(Element location data)
::::

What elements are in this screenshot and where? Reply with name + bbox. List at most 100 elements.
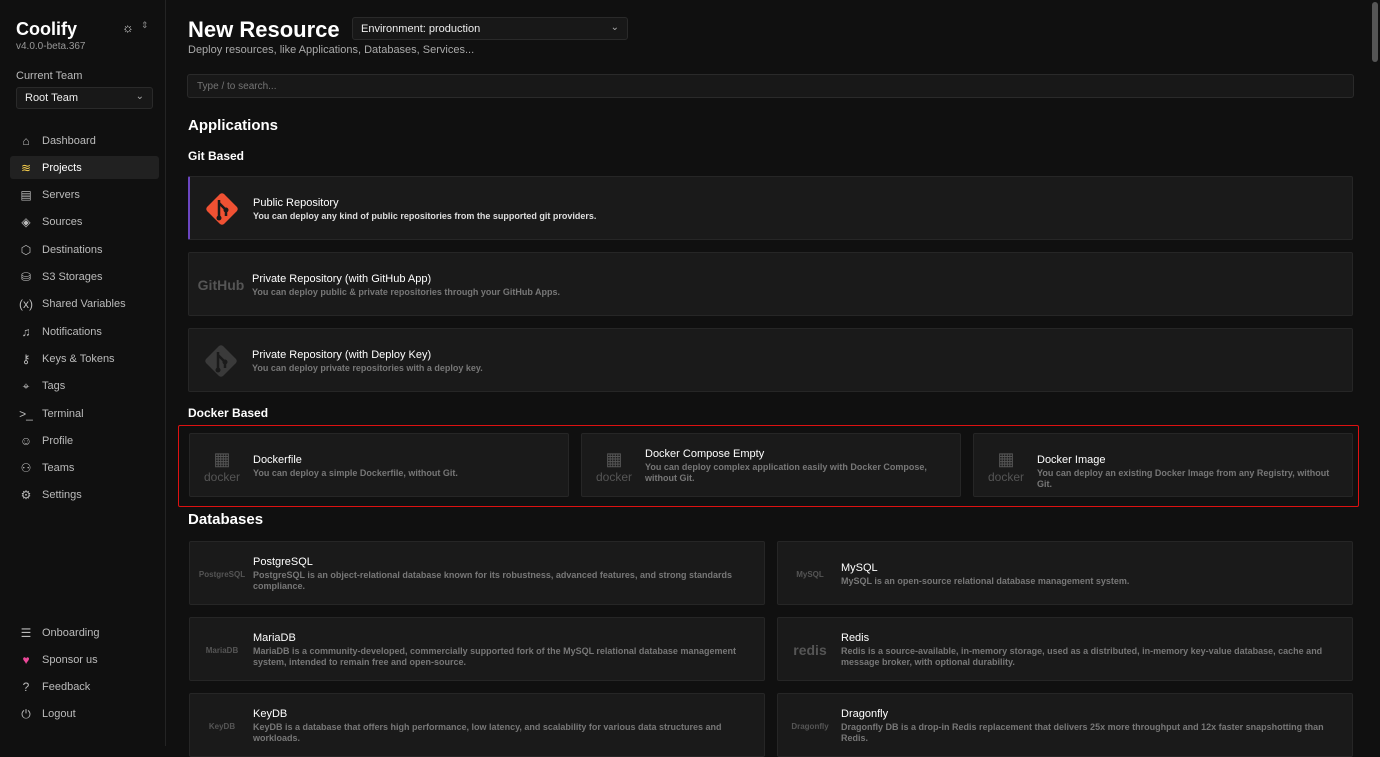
resource-card-redis[interactable]: redis Redis Redis is a source-available, i… [777, 617, 1353, 681]
logout-icon: ⏻ [21, 706, 31, 721]
card-description: You can deploy a simple Dockerfile, with… [253, 468, 458, 478]
bell-icon: ♫ [21, 324, 31, 339]
card-title: Private Repository (with GitHub App) [252, 273, 432, 285]
databases-heading: Databases [188, 511, 264, 528]
sidebar-item-label: Shared Variables [42, 298, 126, 311]
version: v4.0.0-beta.367 [16, 41, 86, 52]
resource-card-docker-image[interactable]: ▦ docker Docker Image You can deploy an exi… [973, 433, 1353, 497]
team-select[interactable]: Root Team ⌄ [16, 87, 153, 109]
postgresql-logo-icon: PostgreSQL [198, 569, 246, 579]
sidebar-item-notifications[interactable]: ♫ Notifications [10, 320, 159, 343]
sidebar-item-profile[interactable]: ☺ Profile [10, 429, 159, 452]
search-input[interactable] [187, 74, 1354, 98]
card-description: Redis is a source-available, in-memory s… [841, 646, 1323, 667]
team-label: Current Team [16, 70, 83, 82]
card-title: Dragonfly [841, 708, 889, 720]
heart-icon: ♥ [22, 652, 30, 667]
sidebar-item-shared-variables[interactable]: (x) Shared Variables [10, 293, 159, 316]
sidebar-item-onboarding[interactable]: ☰ Onboarding [10, 621, 159, 644]
database-icon: ⛁ [20, 270, 32, 284]
card-description: You can deploy public & private reposito… [252, 287, 561, 297]
scrollbar[interactable] [1372, 2, 1378, 62]
docker-logo-icon: ▦ docker [203, 448, 241, 484]
card-description: PostgreSQL is an object-relational datab… [253, 570, 732, 591]
sidebar-item-destinations[interactable]: ⬡ Destinations [10, 238, 159, 261]
card-title: Docker Image [1037, 454, 1106, 466]
sidebar-item-label: Keys & Tokens [42, 352, 115, 365]
sidebar-item-label: Notifications [42, 325, 102, 338]
home-icon: ⌂ [22, 133, 30, 148]
sidebar-item-label: Tags [42, 380, 66, 393]
sidebar-item-servers[interactable]: ▤ Servers [10, 184, 159, 207]
sidebar-item-tags[interactable]: ⌖ Tags [10, 375, 159, 398]
card-description: Dragonfly DB is a drop-in Redis replacem… [841, 722, 1324, 743]
sidebar: Coolify v4.0.0-beta.367 ☼ ⇕ Current Team… [0, 0, 166, 746]
resource-card-private-repository-with-github-app-[interactable]: GitHub Private Repository (with GitHub Ap… [188, 252, 1353, 316]
resource-card-private-repository-with-deploy-key-[interactable]: Private Repository (with Deploy Key) You … [188, 328, 1353, 392]
sidebar-item-label: S3 Storages [42, 271, 103, 283]
resource-card-dockerfile[interactable]: ▦ docker Dockerfile You can deploy a simple… [189, 433, 569, 497]
card-title: KeyDB [253, 708, 288, 720]
card-title: Private Repository (with Deploy Key) [252, 349, 432, 361]
team-icon: ⚇ [20, 461, 32, 476]
card-description: You can deploy any kind of public reposi… [253, 211, 597, 221]
card-description: MariaDB is a community-developed, commer… [253, 646, 736, 667]
card-description: You can deploy private repositories with… [252, 363, 483, 373]
keydb-logo-icon: KeyDB [208, 721, 236, 731]
sun-icon[interactable]: ☼ [122, 20, 134, 35]
environment-select[interactable]: Environment: production ⌄ [352, 17, 628, 40]
sidebar-item-label: Logout [42, 708, 76, 721]
sidebar-item-logout[interactable]: ⏻ Logout [10, 703, 159, 726]
sidebar-item-label: Settings [42, 489, 82, 502]
destination-icon: ⬡ [20, 242, 32, 257]
sidebar-item-label: Destinations [42, 243, 103, 256]
terminal-icon: >_ [19, 406, 33, 421]
dragonfly-logo-icon: Dragonfly [791, 721, 829, 731]
card-title: PostgreSQL [253, 556, 313, 568]
resource-card-keydb[interactable]: KeyDB KeyDB KeyDB is a database that offer… [189, 693, 765, 757]
resource-card-docker-compose-empty[interactable]: ▦ docker Docker Compose Empty You can deplo… [581, 433, 961, 497]
sidebar-item-label: Dashboard [42, 134, 96, 147]
chevron-updown-icon[interactable]: ⇕ [141, 20, 149, 31]
resource-card-mariadb[interactable]: MariaDB MariaDB MariaDB is a community-dev… [189, 617, 765, 681]
card-description: MySQL is an open-source relational datab… [841, 576, 1130, 586]
card-description: KeyDB is a database that offers high per… [253, 722, 722, 743]
variable-icon: (x) [19, 297, 33, 312]
sidebar-item-settings[interactable]: ⚙ Settings [10, 484, 159, 507]
sidebar-item-projects[interactable]: ≋ Projects [10, 156, 159, 180]
card-title: Docker Compose Empty [645, 448, 765, 460]
help-icon: ? [22, 680, 30, 695]
key-icon: ⚷ [21, 351, 31, 366]
team-value: Root Team [25, 92, 78, 104]
sidebar-item-label: Onboarding [42, 626, 100, 639]
sidebar-item-teams[interactable]: ⚇ Teams [10, 457, 159, 480]
sidebar-item-s3-storages[interactable]: ⛁ S3 Storages [10, 266, 159, 289]
resource-card-public-repository[interactable]: Public Repository You can deploy any kind… [188, 176, 1353, 240]
card-description: You can deploy an existing Docker Image … [1037, 468, 1330, 489]
mysql-logo-icon: MySQL [796, 569, 824, 579]
sidebar-item-dashboard[interactable]: ⌂ Dashboard [10, 129, 159, 152]
environment-value: Environment: production [361, 23, 481, 35]
sidebar-item-terminal[interactable]: >_ Terminal [10, 402, 159, 425]
resource-card-postgresql[interactable]: PostgreSQL PostgreSQL PostgreSQL is an obj… [189, 541, 765, 605]
card-title: Redis [841, 632, 870, 644]
chevron-down-icon: ⌄ [610, 22, 619, 33]
sidebar-item-label: Terminal [42, 407, 84, 420]
layers-icon: ≋ [20, 160, 32, 175]
sidebar-item-label: Teams [42, 462, 75, 475]
sidebar-item-label: Projects [42, 161, 82, 174]
card-description: You can deploy complex application easil… [645, 462, 927, 483]
sidebar-item-keys-tokens[interactable]: ⚷ Keys & Tokens [10, 347, 159, 370]
sidebar-item-sources[interactable]: ◈ Sources [10, 211, 159, 234]
card-title: Public Repository [253, 197, 339, 209]
sidebar-item-feedback[interactable]: ? Feedback [10, 676, 159, 699]
page-subtitle: Deploy resources, like Applications, Dat… [188, 44, 475, 56]
docker-logo-icon: ▦ docker [987, 448, 1025, 484]
git-logo-icon [200, 187, 244, 231]
checklist-icon: ☰ [20, 625, 32, 640]
resource-card-mysql[interactable]: MySQL MySQL MySQL is an open-source relati… [777, 541, 1353, 605]
card-title: Dockerfile [253, 454, 302, 466]
sidebar-item-sponsor-us[interactable]: ♥ Sponsor us [10, 648, 159, 671]
card-title: MySQL [841, 562, 878, 574]
resource-card-dragonfly[interactable]: Dragonfly Dragonfly Dragonfly DB is a drop… [777, 693, 1353, 757]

::::

Starting at the line that has "resource-card-redis[interactable]: redis Redis" and stopping after the line that has "heart-icon: ♥ [22, 652, 30, 667]", write out those lines again with "card-title" changed to "card-heading" and nothing else altered.

resource-card-redis[interactable]: redis Redis Redis is a source-available, i… [777, 617, 1353, 681]
logout-icon: ⏻ [21, 706, 31, 721]
card-description: You can deploy a simple Dockerfile, with… [253, 468, 458, 478]
bell-icon: ♫ [21, 324, 31, 339]
card-heading: Private Repository (with GitHub App) [252, 273, 432, 285]
databases-heading: Databases [188, 511, 264, 528]
sidebar-item-label: Shared Variables [42, 298, 126, 311]
version: v4.0.0-beta.367 [16, 41, 86, 52]
resource-card-docker-image[interactable]: ▦ docker Docker Image You can deploy an exi… [973, 433, 1353, 497]
team-select[interactable]: Root Team ⌄ [16, 87, 153, 109]
postgresql-logo-icon: PostgreSQL [198, 569, 246, 579]
sidebar-item-notifications[interactable]: ♫ Notifications [10, 320, 159, 343]
sidebar-item-profile[interactable]: ☺ Profile [10, 429, 159, 452]
search-input[interactable] [187, 74, 1354, 98]
card-description: Redis is a source-available, in-memory s… [841, 646, 1323, 667]
team-label: Current Team [16, 70, 83, 82]
card-heading: Dragonfly [841, 708, 889, 720]
heart-icon: ♥ [22, 652, 30, 667]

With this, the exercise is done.